**Records about charts and figures**
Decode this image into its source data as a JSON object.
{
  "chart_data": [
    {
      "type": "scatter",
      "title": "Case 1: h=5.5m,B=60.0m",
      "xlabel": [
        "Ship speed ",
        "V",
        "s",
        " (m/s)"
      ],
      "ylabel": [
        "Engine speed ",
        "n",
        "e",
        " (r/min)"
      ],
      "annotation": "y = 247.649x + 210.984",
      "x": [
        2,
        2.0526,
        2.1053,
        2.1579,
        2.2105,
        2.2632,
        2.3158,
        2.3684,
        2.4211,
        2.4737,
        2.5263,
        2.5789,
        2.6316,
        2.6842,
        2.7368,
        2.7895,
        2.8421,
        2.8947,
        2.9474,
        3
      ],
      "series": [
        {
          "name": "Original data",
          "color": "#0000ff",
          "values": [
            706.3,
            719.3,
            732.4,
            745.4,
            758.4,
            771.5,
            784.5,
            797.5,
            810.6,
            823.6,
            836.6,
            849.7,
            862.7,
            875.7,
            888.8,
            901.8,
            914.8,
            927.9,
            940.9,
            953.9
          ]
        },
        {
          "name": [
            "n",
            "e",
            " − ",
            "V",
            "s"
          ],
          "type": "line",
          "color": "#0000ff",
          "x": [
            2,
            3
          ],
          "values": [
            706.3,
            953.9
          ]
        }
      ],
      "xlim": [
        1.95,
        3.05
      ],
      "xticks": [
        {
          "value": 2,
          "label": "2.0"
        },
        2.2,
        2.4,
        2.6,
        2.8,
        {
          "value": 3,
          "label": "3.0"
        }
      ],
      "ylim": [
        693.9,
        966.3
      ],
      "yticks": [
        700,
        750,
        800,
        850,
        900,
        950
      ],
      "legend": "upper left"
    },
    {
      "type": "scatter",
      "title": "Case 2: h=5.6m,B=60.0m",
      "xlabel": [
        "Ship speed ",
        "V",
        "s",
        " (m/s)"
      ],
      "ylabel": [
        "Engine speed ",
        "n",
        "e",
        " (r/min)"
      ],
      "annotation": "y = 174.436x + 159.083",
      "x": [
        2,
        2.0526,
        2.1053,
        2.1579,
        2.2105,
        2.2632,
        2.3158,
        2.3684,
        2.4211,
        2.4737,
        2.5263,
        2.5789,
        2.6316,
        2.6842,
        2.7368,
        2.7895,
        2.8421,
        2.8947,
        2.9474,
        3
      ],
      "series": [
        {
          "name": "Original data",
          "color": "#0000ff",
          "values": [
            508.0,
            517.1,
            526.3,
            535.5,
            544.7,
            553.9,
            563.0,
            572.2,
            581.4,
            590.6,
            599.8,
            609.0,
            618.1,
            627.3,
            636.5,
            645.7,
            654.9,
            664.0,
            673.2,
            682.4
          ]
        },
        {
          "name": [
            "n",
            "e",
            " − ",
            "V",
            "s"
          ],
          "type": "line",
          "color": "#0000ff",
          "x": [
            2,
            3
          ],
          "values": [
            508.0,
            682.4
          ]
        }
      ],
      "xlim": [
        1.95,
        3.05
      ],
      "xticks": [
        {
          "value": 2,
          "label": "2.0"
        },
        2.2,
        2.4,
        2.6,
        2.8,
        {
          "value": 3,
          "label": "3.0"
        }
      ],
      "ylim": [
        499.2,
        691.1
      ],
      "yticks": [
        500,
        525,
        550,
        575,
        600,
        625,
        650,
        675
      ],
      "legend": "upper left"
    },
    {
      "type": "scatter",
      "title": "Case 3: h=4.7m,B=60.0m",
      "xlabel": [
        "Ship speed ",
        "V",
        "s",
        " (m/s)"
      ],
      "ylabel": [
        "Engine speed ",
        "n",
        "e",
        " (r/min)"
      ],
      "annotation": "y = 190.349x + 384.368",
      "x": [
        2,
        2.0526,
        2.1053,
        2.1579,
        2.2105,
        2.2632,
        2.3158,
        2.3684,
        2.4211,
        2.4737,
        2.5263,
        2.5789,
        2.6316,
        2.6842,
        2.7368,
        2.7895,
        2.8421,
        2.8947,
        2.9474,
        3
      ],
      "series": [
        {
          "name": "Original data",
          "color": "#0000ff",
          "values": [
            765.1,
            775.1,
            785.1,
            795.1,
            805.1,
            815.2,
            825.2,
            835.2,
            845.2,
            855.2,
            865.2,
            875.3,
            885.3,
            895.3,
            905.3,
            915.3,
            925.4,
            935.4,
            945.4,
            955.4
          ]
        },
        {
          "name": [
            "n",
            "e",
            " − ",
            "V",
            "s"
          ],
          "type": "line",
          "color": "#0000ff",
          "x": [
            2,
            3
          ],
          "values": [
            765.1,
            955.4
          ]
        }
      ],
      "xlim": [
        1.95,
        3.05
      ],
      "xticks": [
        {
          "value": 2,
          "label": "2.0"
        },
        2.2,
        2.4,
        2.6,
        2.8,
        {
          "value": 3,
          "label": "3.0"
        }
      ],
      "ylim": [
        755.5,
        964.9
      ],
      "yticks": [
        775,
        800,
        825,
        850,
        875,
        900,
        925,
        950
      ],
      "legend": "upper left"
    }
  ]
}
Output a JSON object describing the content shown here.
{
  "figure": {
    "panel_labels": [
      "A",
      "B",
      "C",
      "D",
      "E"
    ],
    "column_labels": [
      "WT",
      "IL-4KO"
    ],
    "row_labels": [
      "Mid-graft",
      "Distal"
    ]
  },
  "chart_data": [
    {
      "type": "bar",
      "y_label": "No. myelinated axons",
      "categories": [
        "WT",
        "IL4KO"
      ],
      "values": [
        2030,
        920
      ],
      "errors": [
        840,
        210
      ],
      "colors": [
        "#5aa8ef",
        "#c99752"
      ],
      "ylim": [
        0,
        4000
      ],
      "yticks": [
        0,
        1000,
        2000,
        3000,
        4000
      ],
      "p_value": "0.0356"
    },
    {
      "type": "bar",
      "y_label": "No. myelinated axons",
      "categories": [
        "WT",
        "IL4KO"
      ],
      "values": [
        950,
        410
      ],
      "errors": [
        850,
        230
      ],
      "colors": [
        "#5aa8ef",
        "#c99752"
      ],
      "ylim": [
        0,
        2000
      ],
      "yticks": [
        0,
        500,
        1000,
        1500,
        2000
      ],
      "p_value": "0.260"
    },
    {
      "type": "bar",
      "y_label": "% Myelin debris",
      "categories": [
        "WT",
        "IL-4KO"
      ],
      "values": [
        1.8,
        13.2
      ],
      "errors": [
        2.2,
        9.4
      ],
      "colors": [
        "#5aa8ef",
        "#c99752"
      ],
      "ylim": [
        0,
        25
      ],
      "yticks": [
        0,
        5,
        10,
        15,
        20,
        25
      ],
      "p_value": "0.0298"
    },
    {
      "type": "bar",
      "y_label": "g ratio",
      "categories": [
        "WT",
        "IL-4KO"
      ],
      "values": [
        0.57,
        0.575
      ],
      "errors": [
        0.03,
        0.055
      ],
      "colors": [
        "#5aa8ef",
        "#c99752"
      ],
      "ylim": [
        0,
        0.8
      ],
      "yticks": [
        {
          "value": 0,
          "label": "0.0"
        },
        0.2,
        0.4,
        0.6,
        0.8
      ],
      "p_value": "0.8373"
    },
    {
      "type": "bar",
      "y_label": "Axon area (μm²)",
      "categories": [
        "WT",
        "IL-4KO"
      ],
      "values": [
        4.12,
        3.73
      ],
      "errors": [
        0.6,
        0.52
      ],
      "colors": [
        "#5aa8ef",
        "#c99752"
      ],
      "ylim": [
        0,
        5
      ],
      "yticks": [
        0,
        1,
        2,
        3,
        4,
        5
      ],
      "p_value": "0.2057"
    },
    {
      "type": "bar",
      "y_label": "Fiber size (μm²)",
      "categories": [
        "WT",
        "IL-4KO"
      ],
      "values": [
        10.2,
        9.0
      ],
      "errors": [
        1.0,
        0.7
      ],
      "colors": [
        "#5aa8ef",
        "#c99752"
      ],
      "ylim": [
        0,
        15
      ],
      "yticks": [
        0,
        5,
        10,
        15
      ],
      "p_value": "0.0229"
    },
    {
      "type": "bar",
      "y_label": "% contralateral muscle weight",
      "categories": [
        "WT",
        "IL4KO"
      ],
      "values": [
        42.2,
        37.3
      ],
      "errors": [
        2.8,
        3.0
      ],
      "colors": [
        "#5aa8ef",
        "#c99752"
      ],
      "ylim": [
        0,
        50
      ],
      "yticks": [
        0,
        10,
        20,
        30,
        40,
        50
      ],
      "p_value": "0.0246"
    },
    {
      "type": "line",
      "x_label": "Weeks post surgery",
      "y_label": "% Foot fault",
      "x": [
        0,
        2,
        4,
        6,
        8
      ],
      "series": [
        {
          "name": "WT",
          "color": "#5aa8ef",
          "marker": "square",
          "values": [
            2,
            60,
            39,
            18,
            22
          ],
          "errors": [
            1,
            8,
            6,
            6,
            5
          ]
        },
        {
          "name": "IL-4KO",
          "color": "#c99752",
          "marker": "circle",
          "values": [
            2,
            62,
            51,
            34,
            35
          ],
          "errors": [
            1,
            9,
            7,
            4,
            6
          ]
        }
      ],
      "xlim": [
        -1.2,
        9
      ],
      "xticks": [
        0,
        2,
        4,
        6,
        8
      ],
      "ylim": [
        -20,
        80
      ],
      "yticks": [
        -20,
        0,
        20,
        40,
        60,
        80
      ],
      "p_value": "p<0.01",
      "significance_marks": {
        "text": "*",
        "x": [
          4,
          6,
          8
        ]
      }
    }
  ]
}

**Given request**
From the records above, pick out and copy each line holding the word "Case".

**Exercise answer**
      "title": "Case 1: h=5.5m,B=60.0m",
      "title": "Case 2: h=5.6m,B=60.0m",
      "title": "Case 3: h=4.7m,B=60.0m",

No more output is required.